Extract provided:
Everything you’ve learned goes out the window. You throw your hands up to protect your face…and that’s normally about it. Unless the guy you’re fighting knows how to fight as well, it’s always going to be a total chaos of flying fists, shoving and spinning around.

So, training in combat – for me – is not about actually being prepared to fight. So what is it about? Why push yourself to the point of agony and sickness? Why drill and train until your legs ache and your shoulders throb? Why spend hours of your life teaching yourself a skill that you’ll never, ever use in the real world?

For me, it’s a mental thing.

Whilst fighting, you are blissfully and entirely overwhelmed by the action. You can’t help but be. When you are under attack – and fighting back – every part of your being is focused on repelling that attack, on gaining an advantage and on overcoming what you are, at that very moment, subject to.

It’s not arbitrary, either. If you don’t pay attention, if you don’t concentrate and if you don’t fight back with every ounce of your strength – it hurts. You get tripped, punched or slammed and it isn’t pleasant. After a good session, you’ll hurt for a couple of days. After a bad one, you might not be back for a couple of weeks…

A typical response to this statement is, “Why? Why would you put yourself through that?”. The easy answer to that is that I don’t.

Recorded information:
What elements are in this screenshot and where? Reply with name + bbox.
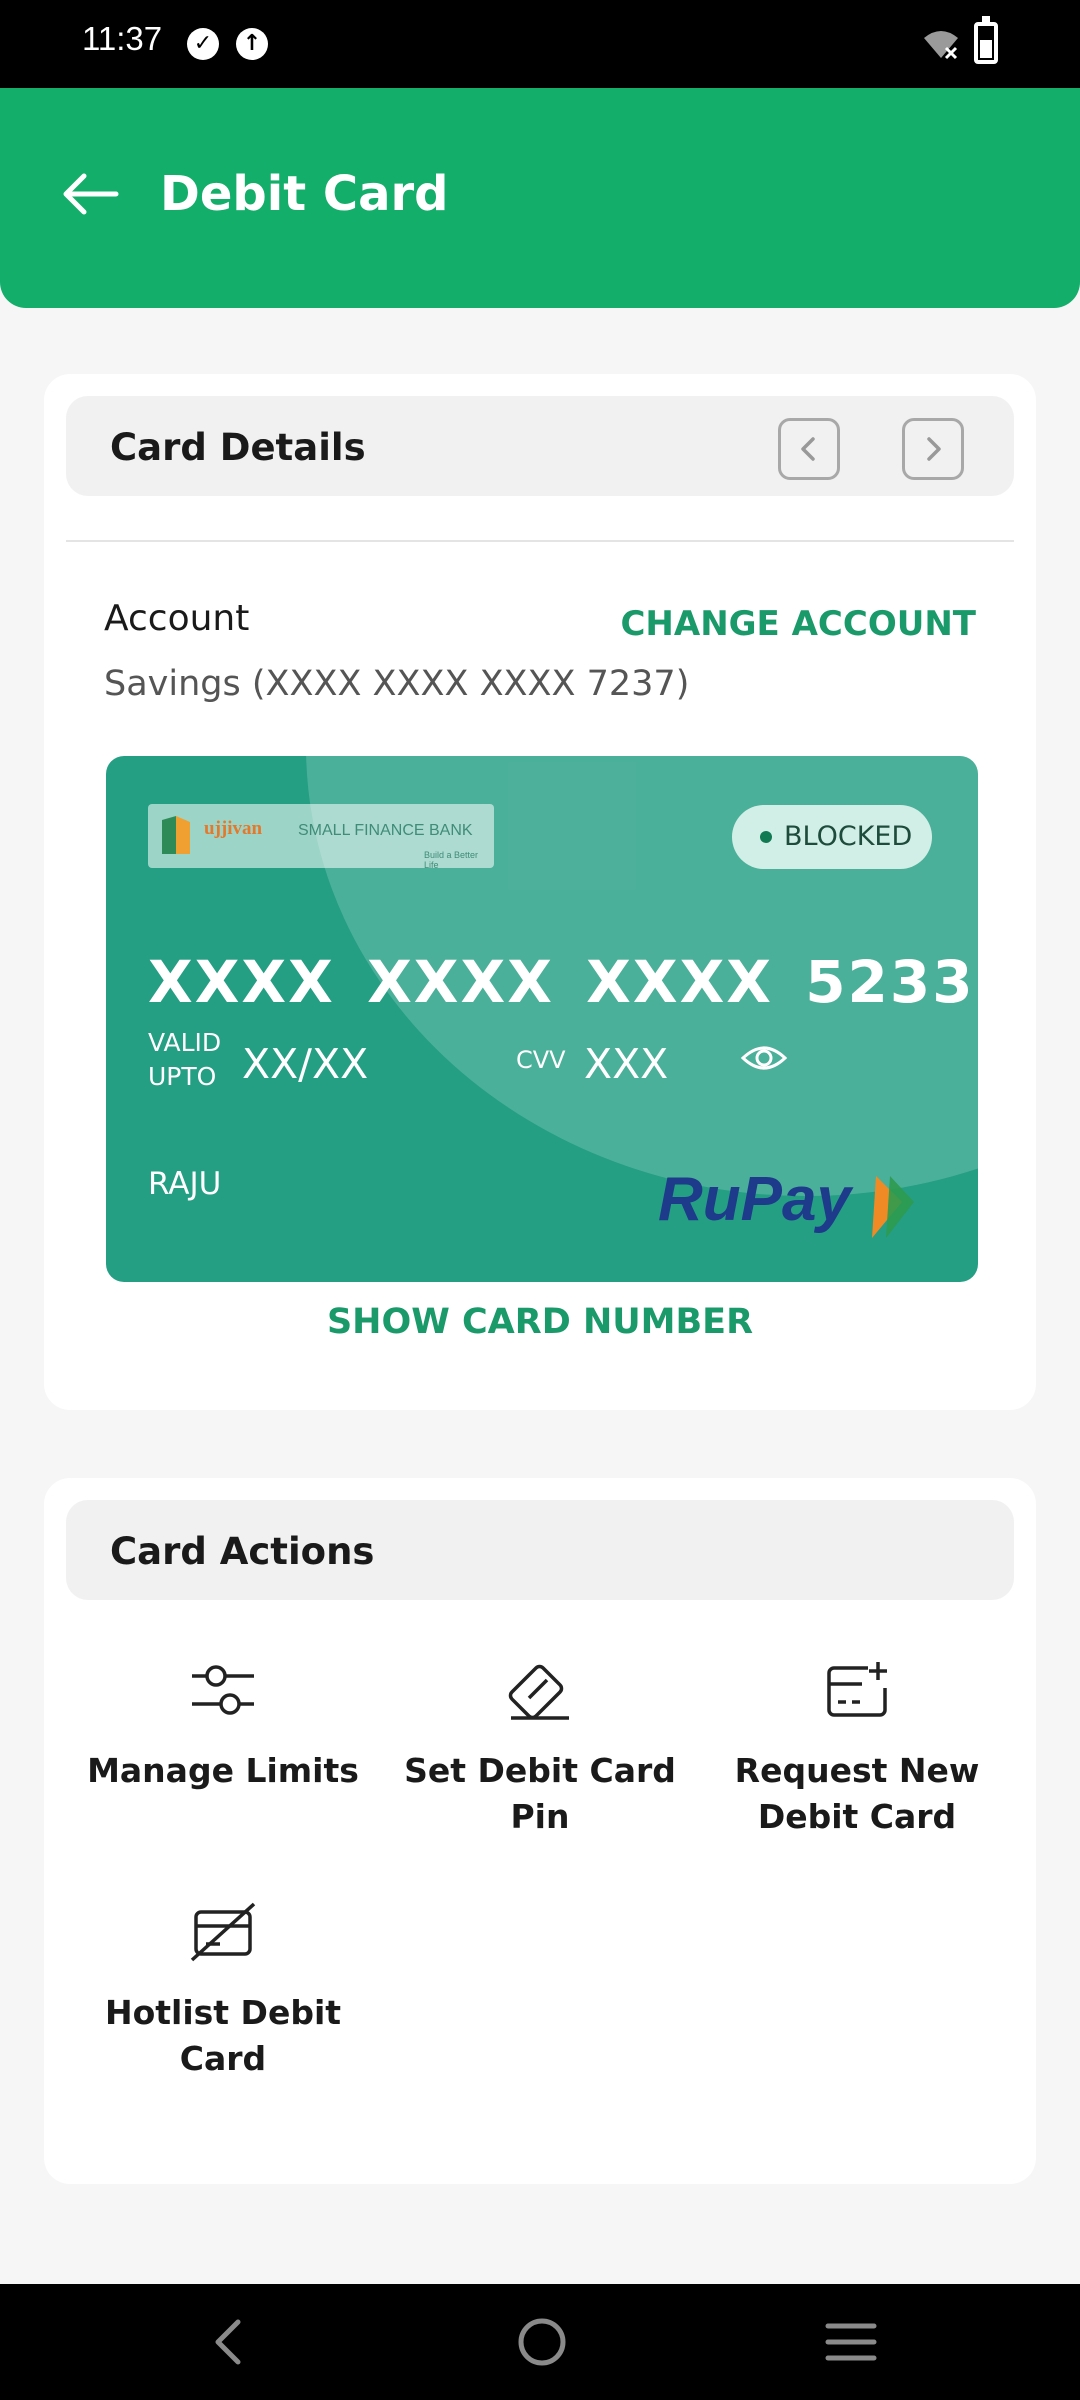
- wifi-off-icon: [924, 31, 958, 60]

What you need to do:
• 1. Please answer these from the essay on combat training:
(a) What do you throw your hands up to do when a real fight starts?
(b) What, for the writer, is training in combat about?
(c) After a bad session, how long might you be away?
• 2. Carry on the essay about combat training from its final sentence, keeping the same first-person voice.

Exercise results:
• 1.
(a) To protect your face.
(b) It's a mental thing.
(c) A couple of weeks.

• 2.
I don’t go training to get punched or slammed – I go training to put myself into a situation where I might get punched or slammed…if I don’t push myself to my limit. If I don’t get it right, if I don’t try as hard as I can, I’m going to suffer for it.

Only when you put yourself in that position as a regular part of your life can you understand what it does to you, mentally. You learn – as a typical state of mind – to push yourself as hard as you can. When else in life do you get that feeling?

When else in life do you actually have to push yourself? Daily life is, at best, placid. It’s a series of non-events, each as meaningless and unimportant as the last. As a result, I find my general disposition becomes…half hearted. Semi-numb. A state of having no shits left to give about the pointlessness of day-to-day concerns.

For this reason, I fight. I cannot fight half-heartedly. I cannot fail to pay attention. I cannot go about combat like I go about life, otherwise I’ll get torn to pieces and hurt for a week. It FORCES me to care when, in real life, I rarely do.

Also, I really enjoy it.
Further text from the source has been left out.